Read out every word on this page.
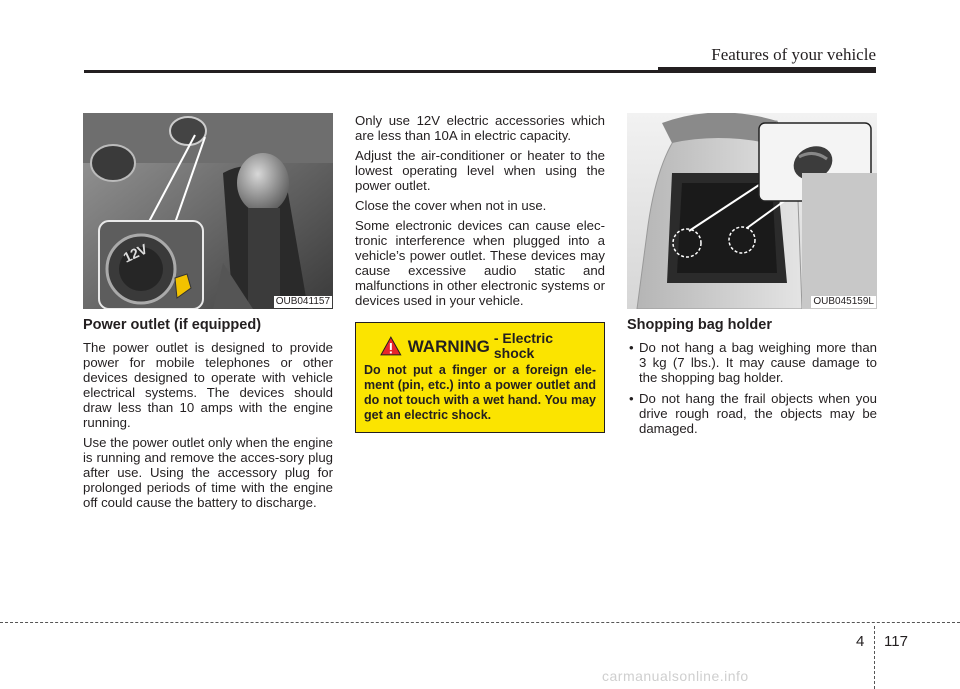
Features of your vehicle
12V
OUB041157
Power outlet (if equipped)

The power outlet is designed to provide power for mobile telephones or other devices designed to operate with vehicle electrical systems. The devices should draw less than 10 amps with the engine running.

Use the power outlet only when the engine is running and remove the acces-sory plug after use. Using the accessory plug for prolonged periods of time with the engine off could cause the battery to discharge.

Only use 12V electric accessories which are less than 10A in electric capacity.

Adjust the air-conditioner or heater to the lowest operating level when using the power outlet.

Close the cover when not in use.

Some electronic devices can cause elec-tronic interference when plugged into a vehicle’s power outlet. These devices may cause excessive audio static and malfunctions in other electronic systems or devices used in your vehicle.

WARNING - Electric shock
Do not put a finger or a foreign ele-ment (pin, etc.) into a power outlet and do not touch with a wet hand. You may get an electric shock.
OUB045159L
Shopping bag holder
• Do not hang a bag weighing more than 3 kg (7 lbs.). It may cause damage to the shopping bag holder.
• Do not hang the frail objects when you drive rough road, the objects may be damaged.
4 117
carmanualsonline.info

★ ★ ★ ★ ★

Work required ->
Print out the material word for word, omitting the pictures.

Correct answer ->
Read out every word on this page.
Features of your vehicle
12V
OUB041157
Power outlet (if equipped)

The power outlet is designed to provide power for mobile telephones or other devices designed to operate with vehicle electrical systems. The devices should draw less than 10 amps with the engine running.

Use the power outlet only when the engine is running and remove the acces-sory plug after use. Using the accessory plug for prolonged periods of time with the engine off could cause the battery to discharge.

Only use 12V electric accessories which are less than 10A in electric capacity.

Adjust the air-conditioner or heater to the lowest operating level when using the power outlet.

Close the cover when not in use.

Some electronic devices can cause elec-tronic interference when plugged into a vehicle’s power outlet. These devices may cause excessive audio static and malfunctions in other electronic systems or devices used in your vehicle.

WARNING - Electric shock
Do not put a finger or a foreign ele-ment (pin, etc.) into a power outlet and do not touch with a wet hand. You may get an electric shock.
OUB045159L
Shopping bag holder
• Do not hang a bag weighing more than 3 kg (7 lbs.). It may cause damage to the shopping bag holder.
• Do not hang the frail objects when you drive rough road, the objects may be damaged.
4 117
carmanualsonline.info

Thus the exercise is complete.